■ **INSTRUCTION**: Pull out every line with the word "Bourzat" from the entries below.

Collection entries
━━━━━━━━━━━━━━━━

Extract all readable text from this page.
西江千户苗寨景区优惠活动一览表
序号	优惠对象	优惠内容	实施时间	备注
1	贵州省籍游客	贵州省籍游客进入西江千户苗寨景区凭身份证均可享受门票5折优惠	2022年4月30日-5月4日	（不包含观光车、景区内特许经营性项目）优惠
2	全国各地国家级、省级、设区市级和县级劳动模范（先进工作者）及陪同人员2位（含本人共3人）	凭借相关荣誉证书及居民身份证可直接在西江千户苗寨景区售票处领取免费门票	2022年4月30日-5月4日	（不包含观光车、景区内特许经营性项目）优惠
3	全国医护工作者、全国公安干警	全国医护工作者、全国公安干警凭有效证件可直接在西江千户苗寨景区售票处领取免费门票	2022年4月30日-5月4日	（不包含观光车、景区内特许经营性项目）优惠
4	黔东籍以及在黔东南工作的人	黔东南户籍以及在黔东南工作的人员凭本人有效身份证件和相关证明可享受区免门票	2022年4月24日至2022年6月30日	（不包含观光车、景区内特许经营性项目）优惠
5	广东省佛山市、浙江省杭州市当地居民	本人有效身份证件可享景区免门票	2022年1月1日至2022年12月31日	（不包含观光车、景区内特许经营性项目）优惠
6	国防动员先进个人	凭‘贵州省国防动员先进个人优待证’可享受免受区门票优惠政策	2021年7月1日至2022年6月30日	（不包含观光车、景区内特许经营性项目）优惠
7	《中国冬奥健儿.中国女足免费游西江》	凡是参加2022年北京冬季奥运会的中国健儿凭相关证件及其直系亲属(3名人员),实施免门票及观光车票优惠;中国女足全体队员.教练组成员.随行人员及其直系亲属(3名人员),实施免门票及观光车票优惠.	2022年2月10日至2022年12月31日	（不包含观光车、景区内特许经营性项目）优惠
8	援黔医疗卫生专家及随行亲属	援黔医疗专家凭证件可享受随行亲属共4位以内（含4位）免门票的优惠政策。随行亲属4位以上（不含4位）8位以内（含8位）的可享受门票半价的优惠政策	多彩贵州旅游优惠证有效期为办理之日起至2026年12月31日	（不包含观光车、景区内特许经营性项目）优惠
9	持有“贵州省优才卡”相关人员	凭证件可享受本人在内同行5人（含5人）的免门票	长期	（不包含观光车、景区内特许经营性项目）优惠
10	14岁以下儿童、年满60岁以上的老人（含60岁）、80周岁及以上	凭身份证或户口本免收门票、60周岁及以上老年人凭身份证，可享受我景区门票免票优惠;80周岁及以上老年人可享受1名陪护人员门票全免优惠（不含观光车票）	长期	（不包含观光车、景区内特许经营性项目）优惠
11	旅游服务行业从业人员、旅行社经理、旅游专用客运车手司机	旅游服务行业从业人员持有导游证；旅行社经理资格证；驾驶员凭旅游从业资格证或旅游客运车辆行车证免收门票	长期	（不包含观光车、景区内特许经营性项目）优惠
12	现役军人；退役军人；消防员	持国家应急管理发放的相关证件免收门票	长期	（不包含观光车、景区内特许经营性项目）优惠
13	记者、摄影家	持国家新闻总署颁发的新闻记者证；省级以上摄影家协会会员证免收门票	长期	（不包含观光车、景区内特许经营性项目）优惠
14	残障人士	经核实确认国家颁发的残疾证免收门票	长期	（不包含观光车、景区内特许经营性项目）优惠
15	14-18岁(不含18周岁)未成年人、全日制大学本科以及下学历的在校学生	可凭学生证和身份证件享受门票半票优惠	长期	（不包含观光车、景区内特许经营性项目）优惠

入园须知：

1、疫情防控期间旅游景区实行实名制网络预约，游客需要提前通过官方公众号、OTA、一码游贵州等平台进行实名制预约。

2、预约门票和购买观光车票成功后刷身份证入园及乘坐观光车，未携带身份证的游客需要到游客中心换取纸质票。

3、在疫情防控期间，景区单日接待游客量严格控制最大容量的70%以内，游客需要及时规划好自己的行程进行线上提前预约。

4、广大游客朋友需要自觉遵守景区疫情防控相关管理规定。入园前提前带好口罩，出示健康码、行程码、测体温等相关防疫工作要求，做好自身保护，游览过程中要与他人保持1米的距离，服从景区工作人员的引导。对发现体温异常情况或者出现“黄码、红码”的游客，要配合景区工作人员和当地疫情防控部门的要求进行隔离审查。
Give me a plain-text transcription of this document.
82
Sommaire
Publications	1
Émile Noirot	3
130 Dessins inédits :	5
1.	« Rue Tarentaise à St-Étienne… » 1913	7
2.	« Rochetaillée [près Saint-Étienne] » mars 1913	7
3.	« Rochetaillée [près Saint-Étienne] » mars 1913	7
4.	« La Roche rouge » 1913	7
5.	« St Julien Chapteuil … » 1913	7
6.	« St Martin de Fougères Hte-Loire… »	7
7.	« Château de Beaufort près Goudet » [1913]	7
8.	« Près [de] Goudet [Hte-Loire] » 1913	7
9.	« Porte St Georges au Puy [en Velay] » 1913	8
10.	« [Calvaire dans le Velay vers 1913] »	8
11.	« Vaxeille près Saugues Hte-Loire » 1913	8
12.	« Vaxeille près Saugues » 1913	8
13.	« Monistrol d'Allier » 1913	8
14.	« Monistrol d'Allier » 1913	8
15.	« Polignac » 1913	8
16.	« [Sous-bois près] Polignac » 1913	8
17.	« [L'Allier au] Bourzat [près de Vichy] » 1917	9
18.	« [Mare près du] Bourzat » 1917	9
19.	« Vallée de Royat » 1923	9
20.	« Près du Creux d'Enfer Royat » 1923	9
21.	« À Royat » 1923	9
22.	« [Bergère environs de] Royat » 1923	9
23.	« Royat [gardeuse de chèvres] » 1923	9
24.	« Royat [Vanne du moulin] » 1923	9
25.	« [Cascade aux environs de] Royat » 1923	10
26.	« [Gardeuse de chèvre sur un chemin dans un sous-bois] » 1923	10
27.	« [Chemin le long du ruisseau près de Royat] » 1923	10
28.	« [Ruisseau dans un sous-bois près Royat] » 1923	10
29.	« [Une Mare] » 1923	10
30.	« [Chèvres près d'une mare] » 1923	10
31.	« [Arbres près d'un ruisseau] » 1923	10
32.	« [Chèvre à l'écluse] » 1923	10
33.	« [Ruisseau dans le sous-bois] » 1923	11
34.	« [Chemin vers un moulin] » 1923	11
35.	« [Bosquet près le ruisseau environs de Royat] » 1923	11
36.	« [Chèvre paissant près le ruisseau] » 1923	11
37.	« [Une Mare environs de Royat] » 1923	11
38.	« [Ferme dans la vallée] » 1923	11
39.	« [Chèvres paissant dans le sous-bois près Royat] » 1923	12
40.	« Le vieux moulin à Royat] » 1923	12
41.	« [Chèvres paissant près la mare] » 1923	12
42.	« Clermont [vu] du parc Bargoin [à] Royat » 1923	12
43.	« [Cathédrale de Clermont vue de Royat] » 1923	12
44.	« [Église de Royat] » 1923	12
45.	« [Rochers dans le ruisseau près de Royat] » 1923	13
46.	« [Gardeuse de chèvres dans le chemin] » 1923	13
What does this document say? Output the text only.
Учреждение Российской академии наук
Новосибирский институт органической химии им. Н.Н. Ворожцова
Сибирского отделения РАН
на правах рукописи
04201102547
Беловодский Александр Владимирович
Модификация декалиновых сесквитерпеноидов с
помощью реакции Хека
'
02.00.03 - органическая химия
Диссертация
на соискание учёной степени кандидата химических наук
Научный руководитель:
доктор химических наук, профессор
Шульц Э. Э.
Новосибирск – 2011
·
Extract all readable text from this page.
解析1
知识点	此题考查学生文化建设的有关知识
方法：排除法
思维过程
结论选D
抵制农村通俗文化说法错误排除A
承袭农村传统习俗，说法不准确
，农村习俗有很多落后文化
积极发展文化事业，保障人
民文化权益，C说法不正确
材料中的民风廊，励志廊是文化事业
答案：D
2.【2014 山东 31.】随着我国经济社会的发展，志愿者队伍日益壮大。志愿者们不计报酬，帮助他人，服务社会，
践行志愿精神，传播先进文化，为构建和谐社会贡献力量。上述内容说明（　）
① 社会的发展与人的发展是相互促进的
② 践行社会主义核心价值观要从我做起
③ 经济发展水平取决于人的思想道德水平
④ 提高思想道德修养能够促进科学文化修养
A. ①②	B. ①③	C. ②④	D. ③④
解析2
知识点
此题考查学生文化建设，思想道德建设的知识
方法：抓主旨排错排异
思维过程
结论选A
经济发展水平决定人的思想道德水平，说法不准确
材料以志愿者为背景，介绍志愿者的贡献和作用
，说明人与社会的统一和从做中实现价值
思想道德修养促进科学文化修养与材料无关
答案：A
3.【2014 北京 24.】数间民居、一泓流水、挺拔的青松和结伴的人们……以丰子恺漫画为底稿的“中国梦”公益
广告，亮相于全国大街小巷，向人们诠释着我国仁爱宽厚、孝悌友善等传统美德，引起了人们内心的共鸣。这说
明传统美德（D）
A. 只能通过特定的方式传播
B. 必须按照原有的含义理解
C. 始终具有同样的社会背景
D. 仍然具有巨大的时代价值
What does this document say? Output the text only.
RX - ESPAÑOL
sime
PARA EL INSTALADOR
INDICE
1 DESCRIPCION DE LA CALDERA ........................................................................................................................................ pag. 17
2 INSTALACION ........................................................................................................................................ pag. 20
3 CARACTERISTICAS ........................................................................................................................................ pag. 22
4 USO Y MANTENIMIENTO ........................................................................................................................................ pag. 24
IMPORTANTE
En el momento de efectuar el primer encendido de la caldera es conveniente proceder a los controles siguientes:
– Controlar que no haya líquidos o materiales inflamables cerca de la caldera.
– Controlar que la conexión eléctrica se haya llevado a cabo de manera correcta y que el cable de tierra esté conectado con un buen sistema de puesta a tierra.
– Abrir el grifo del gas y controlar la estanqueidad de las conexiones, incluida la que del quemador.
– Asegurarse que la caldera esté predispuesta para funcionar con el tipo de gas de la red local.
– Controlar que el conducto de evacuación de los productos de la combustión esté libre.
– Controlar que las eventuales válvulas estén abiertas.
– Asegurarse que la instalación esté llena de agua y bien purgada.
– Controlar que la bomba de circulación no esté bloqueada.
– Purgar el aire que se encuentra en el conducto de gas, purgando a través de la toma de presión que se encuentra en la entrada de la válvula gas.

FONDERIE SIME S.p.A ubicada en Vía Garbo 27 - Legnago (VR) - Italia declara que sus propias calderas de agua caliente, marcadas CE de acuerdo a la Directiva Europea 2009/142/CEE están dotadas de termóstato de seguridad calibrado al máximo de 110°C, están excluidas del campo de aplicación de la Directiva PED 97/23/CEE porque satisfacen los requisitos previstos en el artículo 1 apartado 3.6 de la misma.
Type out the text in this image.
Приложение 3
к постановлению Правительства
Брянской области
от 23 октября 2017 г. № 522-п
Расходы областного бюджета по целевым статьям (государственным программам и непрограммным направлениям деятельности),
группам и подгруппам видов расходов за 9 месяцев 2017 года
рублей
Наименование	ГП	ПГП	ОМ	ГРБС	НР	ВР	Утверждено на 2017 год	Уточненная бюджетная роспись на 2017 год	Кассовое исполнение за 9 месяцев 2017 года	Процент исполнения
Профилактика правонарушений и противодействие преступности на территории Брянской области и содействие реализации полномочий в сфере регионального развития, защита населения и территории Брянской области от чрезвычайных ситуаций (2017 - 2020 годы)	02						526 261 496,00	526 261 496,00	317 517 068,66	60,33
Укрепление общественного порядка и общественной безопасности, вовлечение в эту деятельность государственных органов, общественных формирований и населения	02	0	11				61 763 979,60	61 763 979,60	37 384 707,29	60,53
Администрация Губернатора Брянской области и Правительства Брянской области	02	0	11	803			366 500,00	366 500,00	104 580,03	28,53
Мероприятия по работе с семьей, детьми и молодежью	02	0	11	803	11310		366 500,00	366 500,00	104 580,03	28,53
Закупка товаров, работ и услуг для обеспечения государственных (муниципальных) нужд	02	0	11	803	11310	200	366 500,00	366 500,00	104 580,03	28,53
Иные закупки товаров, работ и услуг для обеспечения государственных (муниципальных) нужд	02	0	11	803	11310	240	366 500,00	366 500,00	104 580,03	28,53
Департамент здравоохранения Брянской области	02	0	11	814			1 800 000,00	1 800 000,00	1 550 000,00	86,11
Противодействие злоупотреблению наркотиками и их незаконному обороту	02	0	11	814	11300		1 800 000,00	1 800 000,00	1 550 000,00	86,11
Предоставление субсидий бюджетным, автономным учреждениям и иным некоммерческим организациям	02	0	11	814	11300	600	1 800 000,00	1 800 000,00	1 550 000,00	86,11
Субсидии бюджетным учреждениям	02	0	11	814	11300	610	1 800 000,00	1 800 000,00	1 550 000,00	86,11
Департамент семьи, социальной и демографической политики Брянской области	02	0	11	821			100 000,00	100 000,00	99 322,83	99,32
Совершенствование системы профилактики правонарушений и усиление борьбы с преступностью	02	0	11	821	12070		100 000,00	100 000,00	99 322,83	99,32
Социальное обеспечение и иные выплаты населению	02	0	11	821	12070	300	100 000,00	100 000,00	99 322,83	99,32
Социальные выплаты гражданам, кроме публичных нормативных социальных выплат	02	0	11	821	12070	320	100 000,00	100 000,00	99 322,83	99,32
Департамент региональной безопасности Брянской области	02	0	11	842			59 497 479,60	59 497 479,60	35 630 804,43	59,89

━━━━━━━━━━━━━━━━

■ **TASK RESULT**:
17.	« [L'Allier au] Bourzat [près de Vichy] » 1917	9
18.	« [Mare près du] Bourzat » 1917	9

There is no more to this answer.